* Data to use
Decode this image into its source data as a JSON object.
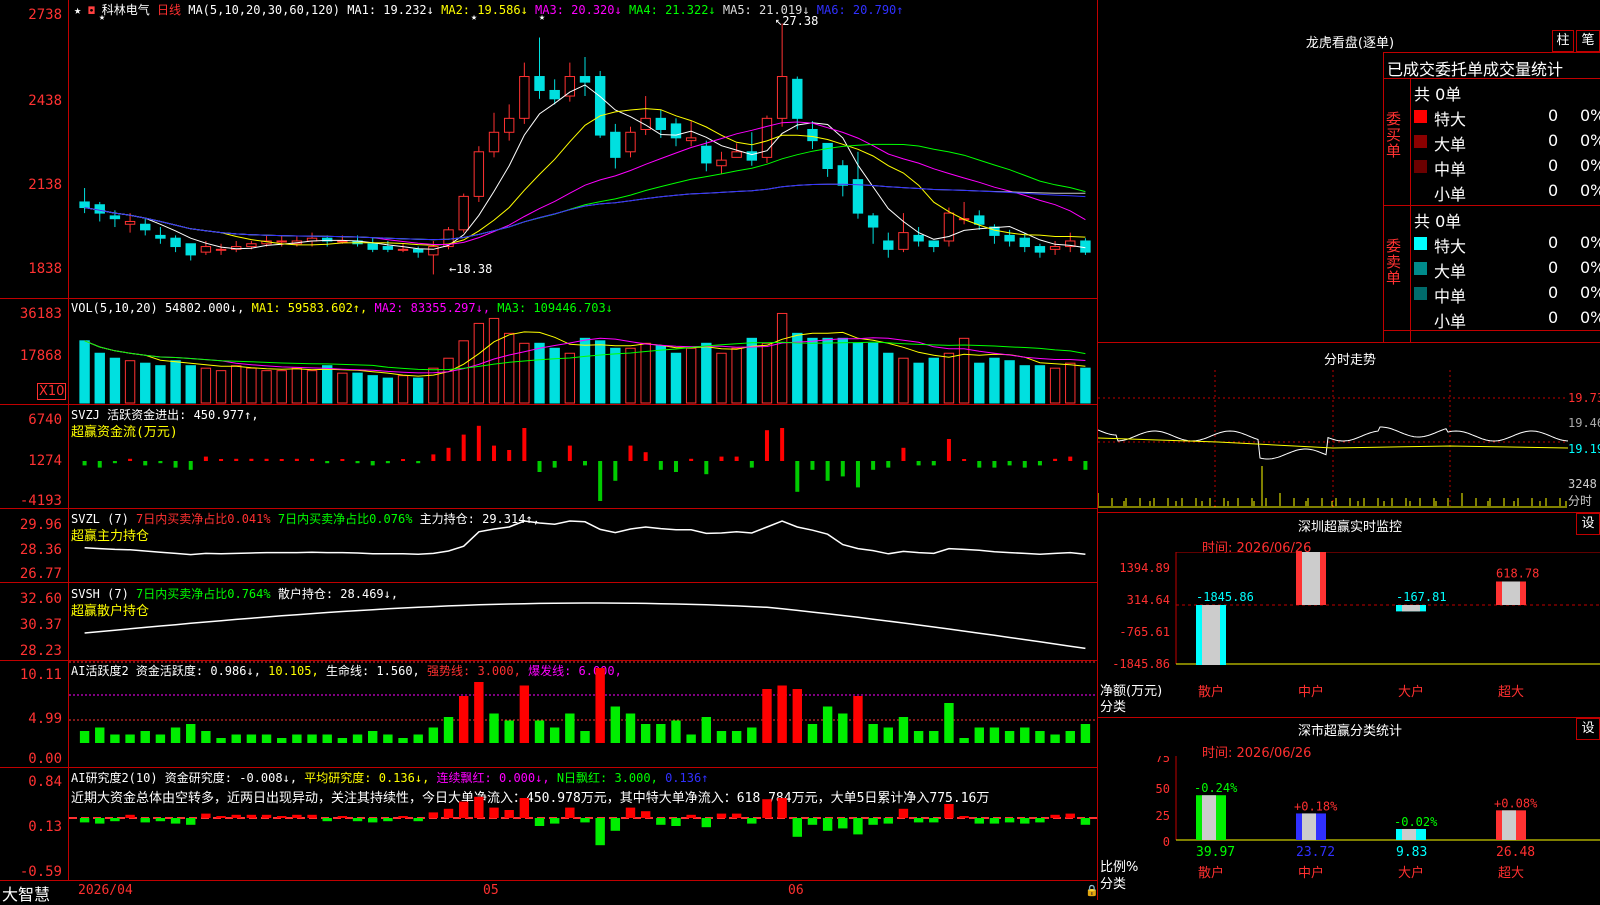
{
  "header": {
    "title": "科林电气",
    "period": "日线",
    "ma_title": "MA(5,10,20,30,60,120)",
    "ma": [
      {
        "label": "MA1: 19.232↓",
        "color": "#ffffff"
      },
      {
        "label": "MA2: 19.586↓",
        "color": "#ffff00"
      },
      {
        "label": "MA3: 20.320↓",
        "color": "#ff00ff"
      },
      {
        "label": "MA4: 21.322↓",
        "color": "#00ff00"
      },
      {
        "label": "MA5: 21.019↓",
        "color": "#dddddd"
      },
      {
        "label": "MA6: 20.790↑",
        "color": "#3030ff"
      }
    ]
  },
  "price_axis": [
    "2738",
    "2438",
    "2138",
    "1838"
  ],
  "price_annotations": {
    "high": "27.38",
    "low": "←18.38"
  },
  "vol": {
    "title": "VOL(5,10,20)",
    "value": "54802.000↓,",
    "ma": [
      {
        "label": "MA1: 59583.602↑,",
        "color": "#ffff00"
      },
      {
        "label": "MA2: 83355.297↓,",
        "color": "#ff00ff"
      },
      {
        "label": "MA3: 109446.703↓",
        "color": "#00ff00"
      }
    ],
    "axis": [
      "36183",
      "17868"
    ],
    "unit": "X10"
  },
  "svzj": {
    "title": "SVZJ  活跃资金进出: 450.977↑,",
    "subtitle": "超赢资金流(万元)",
    "axis": [
      "6740",
      "1274",
      "-4193"
    ]
  },
  "svzl": {
    "title": "SVZL (7)",
    "part1": "7日内买卖净占比0.041%",
    "part2": "7日内买卖净占比0.076%",
    "part3": "主力持仓: 29.314↑,",
    "subtitle": "超赢主力持仓",
    "axis": [
      "29.96",
      "28.36",
      "26.77"
    ]
  },
  "svsh": {
    "title": "SVSH (7)",
    "part1": "7日内买卖净占比0.764%",
    "part2": "散户持仓: 28.469↓,",
    "subtitle": "超赢散户持仓",
    "axis": [
      "32.60",
      "30.37",
      "28.23"
    ]
  },
  "ai1": {
    "title": "AI活跃度2 资金活跃度: 0.986↓,",
    "p1": "10.105,",
    "p2": "生命线: 1.560,",
    "p3": "强势线: 3.000,",
    "p4": "爆发线: 6.000,",
    "axis": [
      "10.11",
      "4.99",
      "0.00"
    ]
  },
  "ai2": {
    "title": "AI研究度2(10) 资金研究度: -0.008↓,",
    "p1": "平均研究度: 0.136↓,",
    "p2": "连续飘红: 0.000↓,",
    "p3": "N日飘红: 3.000,",
    "p4": "0.136↑",
    "text": "近期大资金总体由空转多，近两日出现异动，关注其持续性，今日大单净流入：450.978万元，其中特大单净流入：618.784万元，大单5日累计净入775.16万",
    "axis": [
      "0.84",
      "0.13",
      "-0.59"
    ]
  },
  "bottom": {
    "brand": "大智慧",
    "date_start": "2026/04",
    "m1": "05",
    "m2": "06"
  },
  "right": {
    "lhb_title": "龙虎看盘(逐单)",
    "btn_zhu": "柱",
    "btn_bi": "笔",
    "tabs_title": "已成交委托单成交量统计",
    "buy": {
      "label": "委买单",
      "total": "共 0单",
      "rows": [
        {
          "name": "特大",
          "v": "0",
          "p": "0%",
          "color": "#ff0000"
        },
        {
          "name": "大单",
          "v": "0",
          "p": "0%",
          "color": "#8b0000"
        },
        {
          "name": "中单",
          "v": "0",
          "p": "0%",
          "color": "#6b0000"
        },
        {
          "name": "小单",
          "v": "0",
          "p": "0%",
          "color": "#000000"
        }
      ]
    },
    "sell": {
      "label": "委卖单",
      "total": "共 0单",
      "rows": [
        {
          "name": "特大",
          "v": "0",
          "p": "0%",
          "color": "#00ffff"
        },
        {
          "name": "大单",
          "v": "0",
          "p": "0%",
          "color": "#008b8b"
        },
        {
          "name": "中单",
          "v": "0",
          "p": "0%",
          "color": "#006b6b"
        },
        {
          "name": "小单",
          "v": "0",
          "p": "0%",
          "color": "#000000"
        }
      ]
    },
    "intraday_title": "分时走势",
    "intraday_axis": [
      "19.73",
      "19.46",
      "19.19",
      "3248",
      "分时"
    ],
    "sz_title": "深圳超赢实时监控",
    "sz_btn": "设",
    "sz_time": "时间: 2026/06/26",
    "sz_axis": [
      "1394.89",
      "314.64",
      "-765.61",
      "-1845.86"
    ],
    "sz_ylabel": "净额(万元)",
    "sz_xlabel": "分类",
    "sz_values": [
      "-1845.86",
      "1394.89",
      "-167.81",
      "618.78"
    ],
    "cats": [
      "散户",
      "中户",
      "大户",
      "超大"
    ],
    "ss_title": "深市超赢分类统计",
    "ss_btn": "设",
    "ss_time": "时间: 2026/06/26",
    "ss_axis": [
      "75",
      "50",
      "25",
      "0"
    ],
    "ss_ylabel": "比例%",
    "ss_xlabel": "分类",
    "ss_top": [
      "-0.24%",
      "+0.18%",
      "-0.02%",
      "+0.08%"
    ],
    "ss_bottom": [
      "39.97",
      "23.72",
      "9.83",
      "26.48"
    ]
  },
  "chart_data": {
    "type": "candlestick",
    "price_range": [
      18.2,
      27.6
    ],
    "candles": [
      [
        21.0,
        20.8,
        21.5,
        20.6
      ],
      [
        20.9,
        20.6,
        21.0,
        20.3
      ],
      [
        20.5,
        20.4,
        20.7,
        20.1
      ],
      [
        20.2,
        20.3,
        20.6,
        19.9
      ],
      [
        20.2,
        20.0,
        20.4,
        19.8
      ],
      [
        19.8,
        19.7,
        20.1,
        19.5
      ],
      [
        19.7,
        19.4,
        19.8,
        19.2
      ],
      [
        19.5,
        19.1,
        19.5,
        18.9
      ],
      [
        19.2,
        19.4,
        19.6,
        19.1
      ],
      [
        19.3,
        19.3,
        19.5,
        19.1
      ],
      [
        19.3,
        19.4,
        19.6,
        19.2
      ],
      [
        19.4,
        19.5,
        19.6,
        19.3
      ],
      [
        19.5,
        19.6,
        19.8,
        19.4
      ],
      [
        19.6,
        19.6,
        19.8,
        19.4
      ],
      [
        19.5,
        19.6,
        19.8,
        19.4
      ],
      [
        19.6,
        19.7,
        19.9,
        19.4
      ],
      [
        19.7,
        19.6,
        19.8,
        19.4
      ],
      [
        19.6,
        19.6,
        19.8,
        19.5
      ],
      [
        19.6,
        19.5,
        19.8,
        19.4
      ],
      [
        19.5,
        19.3,
        19.7,
        19.2
      ],
      [
        19.4,
        19.3,
        19.6,
        19.2
      ],
      [
        19.3,
        19.3,
        19.5,
        19.2
      ],
      [
        19.3,
        19.2,
        19.4,
        19.0
      ],
      [
        19.1,
        19.4,
        19.6,
        18.4
      ],
      [
        19.4,
        20.0,
        20.1,
        19.3
      ],
      [
        20.0,
        21.2,
        21.3,
        19.9
      ],
      [
        21.2,
        22.8,
        23.0,
        21.0
      ],
      [
        22.8,
        23.5,
        24.2,
        22.6
      ],
      [
        23.5,
        24.0,
        24.5,
        23.2
      ],
      [
        24.0,
        25.5,
        26.0,
        23.8
      ],
      [
        25.5,
        25.0,
        26.9,
        24.7
      ],
      [
        25.0,
        24.7,
        25.4,
        24.5
      ],
      [
        24.8,
        25.5,
        26.0,
        24.6
      ],
      [
        25.5,
        25.3,
        26.2,
        24.8
      ],
      [
        25.5,
        23.4,
        25.7,
        23.3
      ],
      [
        23.5,
        22.6,
        23.8,
        22.2
      ],
      [
        22.8,
        23.5,
        23.7,
        22.6
      ],
      [
        23.6,
        24.0,
        24.8,
        23.4
      ],
      [
        24.0,
        23.6,
        24.3,
        23.3
      ],
      [
        23.8,
        23.3,
        24.0,
        23.0
      ],
      [
        23.2,
        23.3,
        23.9,
        23.0
      ],
      [
        23.0,
        22.4,
        23.2,
        22.1
      ],
      [
        22.3,
        22.5,
        22.8,
        22.0
      ],
      [
        22.6,
        22.8,
        23.1,
        22.6
      ],
      [
        22.8,
        22.5,
        23.5,
        22.3
      ],
      [
        22.6,
        24.0,
        24.1,
        22.4
      ],
      [
        24.0,
        25.5,
        27.4,
        23.7
      ],
      [
        25.4,
        24.0,
        25.5,
        23.6
      ],
      [
        23.6,
        23.2,
        23.9,
        22.9
      ],
      [
        23.1,
        22.2,
        23.1,
        21.9
      ],
      [
        22.3,
        21.6,
        22.5,
        21.2
      ],
      [
        21.8,
        20.6,
        22.8,
        20.4
      ],
      [
        20.5,
        20.1,
        20.6,
        19.5
      ],
      [
        19.6,
        19.3,
        19.9,
        19.0
      ],
      [
        19.3,
        19.9,
        20.6,
        19.2
      ],
      [
        19.8,
        19.6,
        20.1,
        19.4
      ],
      [
        19.6,
        19.4,
        19.6,
        19.2
      ],
      [
        19.6,
        20.6,
        20.8,
        19.4
      ],
      [
        20.4,
        20.4,
        21.0,
        20.2
      ],
      [
        20.5,
        20.2,
        20.7,
        20.0
      ],
      [
        20.1,
        19.8,
        20.2,
        19.5
      ],
      [
        19.8,
        19.6,
        20.0,
        19.4
      ],
      [
        19.7,
        19.4,
        19.9,
        19.2
      ],
      [
        19.4,
        19.2,
        19.5,
        19.0
      ],
      [
        19.3,
        19.4,
        19.6,
        19.1
      ],
      [
        19.4,
        19.6,
        19.9,
        19.2
      ],
      [
        19.6,
        19.2,
        19.7,
        19.1
      ]
    ],
    "volume": [
      25,
      20,
      18,
      17,
      16,
      15,
      17,
      15,
      14,
      13,
      15,
      14,
      13,
      13,
      14,
      13,
      15,
      12,
      12,
      11,
      10,
      11,
      10,
      14,
      18,
      25,
      32,
      34,
      28,
      24,
      24,
      22,
      20,
      26,
      25,
      22,
      22,
      24,
      23,
      20,
      22,
      24,
      20,
      22,
      26,
      24,
      36,
      28,
      26,
      26,
      26,
      24,
      24,
      20,
      18,
      16,
      18,
      20,
      26,
      16,
      18,
      17,
      15,
      15,
      14,
      16,
      14
    ],
    "volume_range": [
      0,
      36.18
    ]
  }
}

* Your task
Compute how many lines include the string "subtitle", then give that number by itself.

* Finished answer
3